-- Start INPUT --

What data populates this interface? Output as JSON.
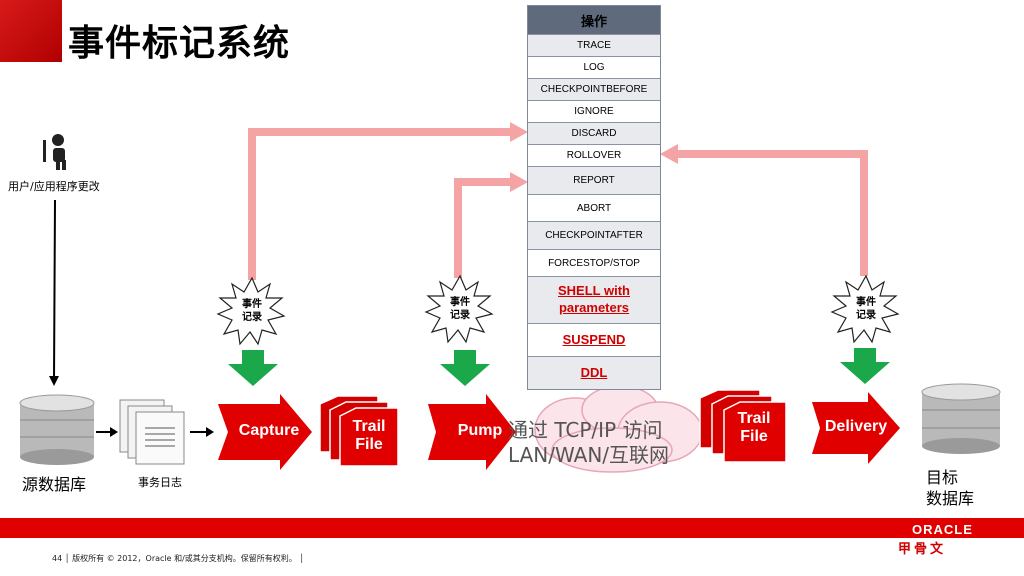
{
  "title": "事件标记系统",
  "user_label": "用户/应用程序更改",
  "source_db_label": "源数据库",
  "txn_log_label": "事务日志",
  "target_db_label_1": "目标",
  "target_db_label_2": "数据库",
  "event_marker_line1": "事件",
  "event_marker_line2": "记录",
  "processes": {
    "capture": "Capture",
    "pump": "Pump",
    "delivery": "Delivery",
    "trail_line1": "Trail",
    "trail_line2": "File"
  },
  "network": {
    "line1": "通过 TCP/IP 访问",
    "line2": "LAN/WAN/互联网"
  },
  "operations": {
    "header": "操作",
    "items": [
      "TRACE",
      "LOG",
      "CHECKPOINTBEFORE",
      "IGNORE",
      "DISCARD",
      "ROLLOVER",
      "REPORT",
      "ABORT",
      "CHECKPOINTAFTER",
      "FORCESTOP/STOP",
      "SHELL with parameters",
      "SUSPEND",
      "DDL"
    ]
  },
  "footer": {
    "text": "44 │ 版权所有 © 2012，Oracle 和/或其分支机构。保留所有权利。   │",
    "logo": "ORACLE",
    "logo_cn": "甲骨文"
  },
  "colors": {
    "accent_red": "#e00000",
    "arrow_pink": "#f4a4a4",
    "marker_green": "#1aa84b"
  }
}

-- End INPUT --

EXERCISE:
Copy out all the data exactly; skip the pictures.

COMPLETED TASK:
What data populates this interface? Output as JSON.
{
  "title": "事件标记系统",
  "user_label": "用户/应用程序更改",
  "source_db_label": "源数据库",
  "txn_log_label": "事务日志",
  "target_db_label_1": "目标",
  "target_db_label_2": "数据库",
  "event_marker_line1": "事件",
  "event_marker_line2": "记录",
  "processes": {
    "capture": "Capture",
    "pump": "Pump",
    "delivery": "Delivery",
    "trail_line1": "Trail",
    "trail_line2": "File"
  },
  "network": {
    "line1": "通过 TCP/IP 访问",
    "line2": "LAN/WAN/互联网"
  },
  "operations": {
    "header": "操作",
    "items": [
      "TRACE",
      "LOG",
      "CHECKPOINTBEFORE",
      "IGNORE",
      "DISCARD",
      "ROLLOVER",
      "REPORT",
      "ABORT",
      "CHECKPOINTAFTER",
      "FORCESTOP/STOP",
      "SHELL with parameters",
      "SUSPEND",
      "DDL"
    ]
  },
  "footer": {
    "text": "44 │ 版权所有 © 2012，Oracle 和/或其分支机构。保留所有权利。   │",
    "logo": "ORACLE",
    "logo_cn": "甲骨文"
  },
  "colors": {
    "accent_red": "#e00000",
    "arrow_pink": "#f4a4a4",
    "marker_green": "#1aa84b"
  }
}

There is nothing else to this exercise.